§ Task description: Set down the whole listing verbatim.

[Begin]

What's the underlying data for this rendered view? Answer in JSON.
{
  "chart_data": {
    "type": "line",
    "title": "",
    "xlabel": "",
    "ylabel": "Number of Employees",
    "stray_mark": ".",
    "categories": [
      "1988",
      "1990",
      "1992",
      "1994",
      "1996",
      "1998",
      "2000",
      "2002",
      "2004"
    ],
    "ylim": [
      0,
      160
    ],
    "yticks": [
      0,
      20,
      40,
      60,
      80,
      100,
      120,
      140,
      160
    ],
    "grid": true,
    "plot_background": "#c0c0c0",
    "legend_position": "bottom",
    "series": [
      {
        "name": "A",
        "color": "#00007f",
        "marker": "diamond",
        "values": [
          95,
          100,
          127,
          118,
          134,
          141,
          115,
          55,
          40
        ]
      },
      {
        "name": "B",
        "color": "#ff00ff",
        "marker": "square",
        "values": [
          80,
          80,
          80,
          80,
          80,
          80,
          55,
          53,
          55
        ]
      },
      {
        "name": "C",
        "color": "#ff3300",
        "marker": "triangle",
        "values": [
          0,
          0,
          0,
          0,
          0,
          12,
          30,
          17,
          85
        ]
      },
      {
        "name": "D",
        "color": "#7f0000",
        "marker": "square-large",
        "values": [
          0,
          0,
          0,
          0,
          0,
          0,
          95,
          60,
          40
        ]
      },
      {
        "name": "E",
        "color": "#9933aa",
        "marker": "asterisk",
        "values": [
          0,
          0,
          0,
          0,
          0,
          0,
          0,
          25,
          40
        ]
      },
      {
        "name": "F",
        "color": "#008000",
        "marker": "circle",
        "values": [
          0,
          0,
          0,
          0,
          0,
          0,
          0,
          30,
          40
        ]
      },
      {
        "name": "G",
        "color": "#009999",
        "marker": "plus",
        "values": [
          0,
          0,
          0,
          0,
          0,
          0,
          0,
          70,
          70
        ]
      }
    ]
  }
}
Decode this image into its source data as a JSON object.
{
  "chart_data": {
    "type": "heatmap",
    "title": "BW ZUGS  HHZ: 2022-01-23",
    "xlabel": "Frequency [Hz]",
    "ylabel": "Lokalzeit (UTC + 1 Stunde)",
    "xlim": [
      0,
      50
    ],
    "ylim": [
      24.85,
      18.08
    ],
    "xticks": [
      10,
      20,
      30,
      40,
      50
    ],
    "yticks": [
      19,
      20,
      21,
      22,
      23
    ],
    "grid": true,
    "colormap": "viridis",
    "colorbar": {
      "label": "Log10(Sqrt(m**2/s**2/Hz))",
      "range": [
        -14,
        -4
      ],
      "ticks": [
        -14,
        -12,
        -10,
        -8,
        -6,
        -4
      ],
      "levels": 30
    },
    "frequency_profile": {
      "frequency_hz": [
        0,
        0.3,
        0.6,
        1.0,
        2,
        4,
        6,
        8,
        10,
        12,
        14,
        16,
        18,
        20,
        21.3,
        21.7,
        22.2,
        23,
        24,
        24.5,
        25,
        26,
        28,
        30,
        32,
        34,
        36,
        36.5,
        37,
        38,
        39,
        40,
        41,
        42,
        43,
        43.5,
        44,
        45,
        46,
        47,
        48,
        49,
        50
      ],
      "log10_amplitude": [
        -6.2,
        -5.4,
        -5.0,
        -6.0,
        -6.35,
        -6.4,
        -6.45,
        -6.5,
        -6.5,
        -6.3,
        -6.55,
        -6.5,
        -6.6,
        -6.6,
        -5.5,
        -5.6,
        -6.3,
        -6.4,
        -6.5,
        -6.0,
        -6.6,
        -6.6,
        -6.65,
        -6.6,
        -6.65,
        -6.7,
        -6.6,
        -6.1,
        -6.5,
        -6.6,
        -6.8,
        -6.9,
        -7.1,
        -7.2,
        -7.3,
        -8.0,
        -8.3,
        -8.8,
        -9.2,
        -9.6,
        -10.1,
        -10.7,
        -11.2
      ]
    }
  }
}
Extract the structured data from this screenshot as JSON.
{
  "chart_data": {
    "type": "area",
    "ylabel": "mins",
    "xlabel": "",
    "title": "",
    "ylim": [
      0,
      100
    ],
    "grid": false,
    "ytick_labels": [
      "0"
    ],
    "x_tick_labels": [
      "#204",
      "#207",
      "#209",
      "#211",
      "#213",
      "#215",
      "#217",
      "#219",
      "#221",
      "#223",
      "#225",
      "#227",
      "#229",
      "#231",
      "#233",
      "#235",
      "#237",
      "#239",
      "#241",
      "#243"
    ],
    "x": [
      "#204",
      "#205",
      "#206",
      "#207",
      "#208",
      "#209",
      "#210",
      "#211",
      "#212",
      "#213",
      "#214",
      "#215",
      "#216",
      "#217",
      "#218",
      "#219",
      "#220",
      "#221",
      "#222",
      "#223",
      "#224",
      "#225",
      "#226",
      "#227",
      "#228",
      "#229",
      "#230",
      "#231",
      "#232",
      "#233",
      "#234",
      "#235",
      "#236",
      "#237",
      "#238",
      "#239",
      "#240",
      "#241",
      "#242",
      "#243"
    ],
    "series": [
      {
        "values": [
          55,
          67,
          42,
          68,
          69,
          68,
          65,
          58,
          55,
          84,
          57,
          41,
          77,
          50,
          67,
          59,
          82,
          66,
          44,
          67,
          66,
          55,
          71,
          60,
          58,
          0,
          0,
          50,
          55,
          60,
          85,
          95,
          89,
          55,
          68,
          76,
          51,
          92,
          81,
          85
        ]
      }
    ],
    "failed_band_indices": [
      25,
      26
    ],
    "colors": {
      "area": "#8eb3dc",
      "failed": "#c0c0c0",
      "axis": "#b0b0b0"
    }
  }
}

[End]

§ Correct response:
What's the underlying data for this rendered view? Answer in JSON.
{
  "chart_data": {
    "type": "line",
    "title": "",
    "xlabel": "",
    "ylabel": "Number of Employees",
    "stray_mark": ".",
    "categories": [
      "1988",
      "1990",
      "1992",
      "1994",
      "1996",
      "1998",
      "2000",
      "2002",
      "2004"
    ],
    "ylim": [
      0,
      160
    ],
    "yticks": [
      0,
      20,
      40,
      60,
      80,
      100,
      120,
      140,
      160
    ],
    "grid": true,
    "plot_background": "#c0c0c0",
    "legend_position": "bottom",
    "series": [
      {
        "name": "A",
        "color": "#00007f",
        "marker": "diamond",
        "values": [
          95,
          100,
          127,
          118,
          134,
          141,
          115,
          55,
          40
        ]
      },
      {
        "name": "B",
        "color": "#ff00ff",
        "marker": "square",
        "values": [
          80,
          80,
          80,
          80,
          80,
          80,
          55,
          53,
          55
        ]
      },
      {
        "name": "C",
        "color": "#ff3300",
        "marker": "triangle",
        "values": [
          0,
          0,
          0,
          0,
          0,
          12,
          30,
          17,
          85
        ]
      },
      {
        "name": "D",
        "color": "#7f0000",
        "marker": "square-large",
        "values": [
          0,
          0,
          0,
          0,
          0,
          0,
          95,
          60,
          40
        ]
      },
      {
        "name": "E",
        "color": "#9933aa",
        "marker": "asterisk",
        "values": [
          0,
          0,
          0,
          0,
          0,
          0,
          0,
          25,
          40
        ]
      },
      {
        "name": "F",
        "color": "#008000",
        "marker": "circle",
        "values": [
          0,
          0,
          0,
          0,
          0,
          0,
          0,
          30,
          40
        ]
      },
      {
        "name": "G",
        "color": "#009999",
        "marker": "plus",
        "values": [
          0,
          0,
          0,
          0,
          0,
          0,
          0,
          70,
          70
        ]
      }
    ]
  }
}
Decode this image into its source data as a JSON object.
{
  "chart_data": {
    "type": "heatmap",
    "title": "BW ZUGS  HHZ: 2022-01-23",
    "xlabel": "Frequency [Hz]",
    "ylabel": "Lokalzeit (UTC + 1 Stunde)",
    "xlim": [
      0,
      50
    ],
    "ylim": [
      24.85,
      18.08
    ],
    "xticks": [
      10,
      20,
      30,
      40,
      50
    ],
    "yticks": [
      19,
      20,
      21,
      22,
      23
    ],
    "grid": true,
    "colormap": "viridis",
    "colorbar": {
      "label": "Log10(Sqrt(m**2/s**2/Hz))",
      "range": [
        -14,
        -4
      ],
      "ticks": [
        -14,
        -12,
        -10,
        -8,
        -6,
        -4
      ],
      "levels": 30
    },
    "frequency_profile": {
      "frequency_hz": [
        0,
        0.3,
        0.6,
        1.0,
        2,
        4,
        6,
        8,
        10,
        12,
        14,
        16,
        18,
        20,
        21.3,
        21.7,
        22.2,
        23,
        24,
        24.5,
        25,
        26,
        28,
        30,
        32,
        34,
        36,
        36.5,
        37,
        38,
        39,
        40,
        41,
        42,
        43,
        43.5,
        44,
        45,
        46,
        47,
        48,
        49,
        50
      ],
      "log10_amplitude": [
        -6.2,
        -5.4,
        -5.0,
        -6.0,
        -6.35,
        -6.4,
        -6.45,
        -6.5,
        -6.5,
        -6.3,
        -6.55,
        -6.5,
        -6.6,
        -6.6,
        -5.5,
        -5.6,
        -6.3,
        -6.4,
        -6.5,
        -6.0,
        -6.6,
        -6.6,
        -6.65,
        -6.6,
        -6.65,
        -6.7,
        -6.6,
        -6.1,
        -6.5,
        -6.6,
        -6.8,
        -6.9,
        -7.1,
        -7.2,
        -7.3,
        -8.0,
        -8.3,
        -8.8,
        -9.2,
        -9.6,
        -10.1,
        -10.7,
        -11.2
      ]
    }
  }
}
Extract the structured data from this screenshot as JSON.
{
  "chart_data": {
    "type": "area",
    "ylabel": "mins",
    "xlabel": "",
    "title": "",
    "ylim": [
      0,
      100
    ],
    "grid": false,
    "ytick_labels": [
      "0"
    ],
    "x_tick_labels": [
      "#204",
      "#207",
      "#209",
      "#211",
      "#213",
      "#215",
      "#217",
      "#219",
      "#221",
      "#223",
      "#225",
      "#227",
      "#229",
      "#231",
      "#233",
      "#235",
      "#237",
      "#239",
      "#241",
      "#243"
    ],
    "x": [
      "#204",
      "#205",
      "#206",
      "#207",
      "#208",
      "#209",
      "#210",
      "#211",
      "#212",
      "#213",
      "#214",
      "#215",
      "#216",
      "#217",
      "#218",
      "#219",
      "#220",
      "#221",
      "#222",
      "#223",
      "#224",
      "#225",
      "#226",
      "#227",
      "#228",
      "#229",
      "#230",
      "#231",
      "#232",
      "#233",
      "#234",
      "#235",
      "#236",
      "#237",
      "#238",
      "#239",
      "#240",
      "#241",
      "#242",
      "#243"
    ],
    "series": [
      {
        "values": [
          55,
          67,
          42,
          68,
          69,
          68,
          65,
          58,
          55,
          84,
          57,
          41,
          77,
          50,
          67,
          59,
          82,
          66,
          44,
          67,
          66,
          55,
          71,
          60,
          58,
          0,
          0,
          50,
          55,
          60,
          85,
          95,
          89,
          55,
          68,
          76,
          51,
          92,
          81,
          85
        ]
      }
    ],
    "failed_band_indices": [
      25,
      26
    ],
    "colors": {
      "area": "#8eb3dc",
      "failed": "#c0c0c0",
      "axis": "#b0b0b0"
    }
  }
}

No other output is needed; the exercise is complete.